A map that further guarantees that it will be in ascending key order,
sorted according to the
natural ordering of its keys (see the
Comparable interface), or by a comparator provided at sorted map
creation time. This order is reflected when iterating over the sorted
map's collection views (returned by the
entrySet,
keySet
and
values methods). Several additional operations are provided
to take advantage of the ordering. (This interface is the map analogue of
the
SortedSet interface.)
All keys inserted into a sorted map must implement the Comparable
interface (or be accepted by the specified comparator). Furthermore, all
such keys must be mutually comparable: k1.compareTo(k2) (or
comparator.compare(k1, k2)) must not throw a
ClassCastException for any elements k1 and k2 in
the sorted map. Attempts to violate this restriction will cause the
offending method or constructor invocation to throw a
ClassCastException.

——————

§ **PROBLEM TO WORK ON**
Answer these about the sorted map text:
1. Which interface is the sorted map said to be the map analogue of?
2. Which three methods return the collection views?
3. What exception does a method or constructor throw when keys are not mutually comparable?
The listing that follows has nothing to do with the sorted map text.

§ **GIVEN DATA**
——————

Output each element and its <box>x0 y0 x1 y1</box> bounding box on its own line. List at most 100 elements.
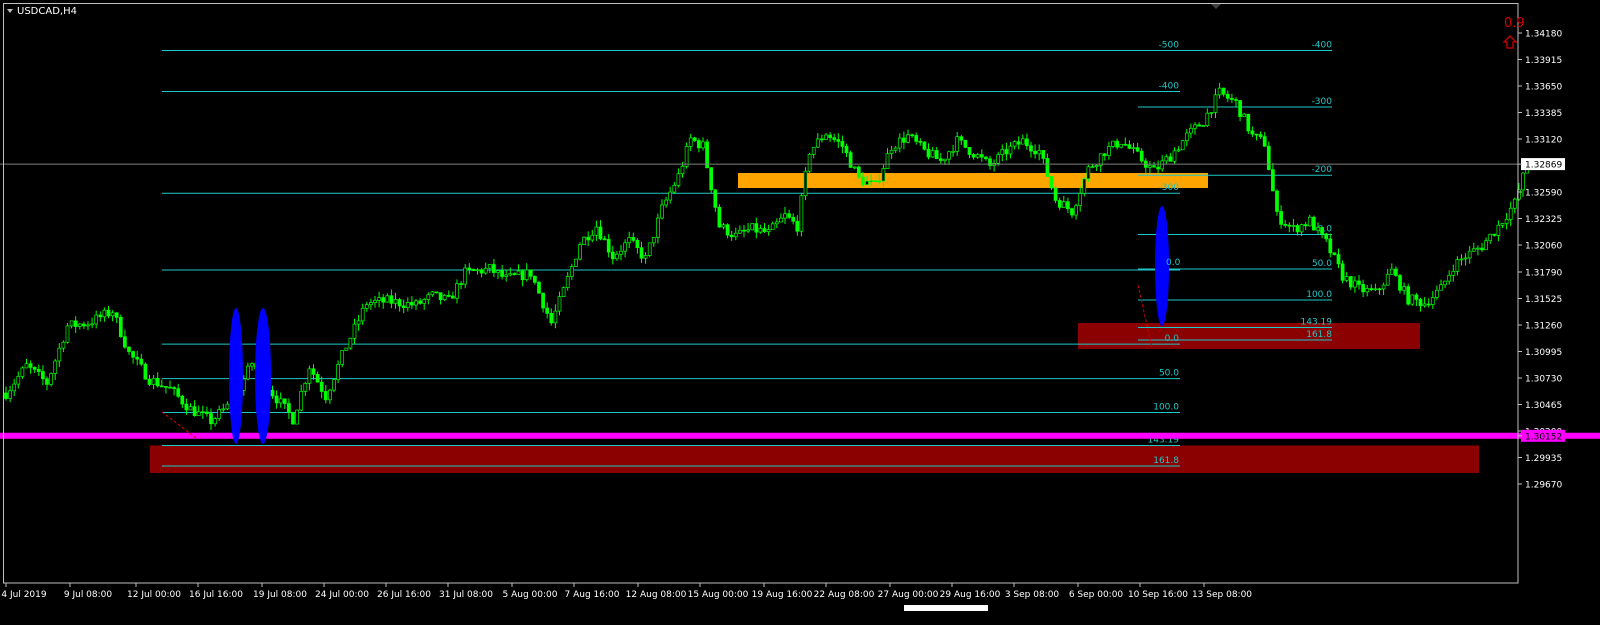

——————

§ **TASK RESPONSE**
1. The SortedSet interface.
2. entrySet, keySet and values.
3. ClassCastException.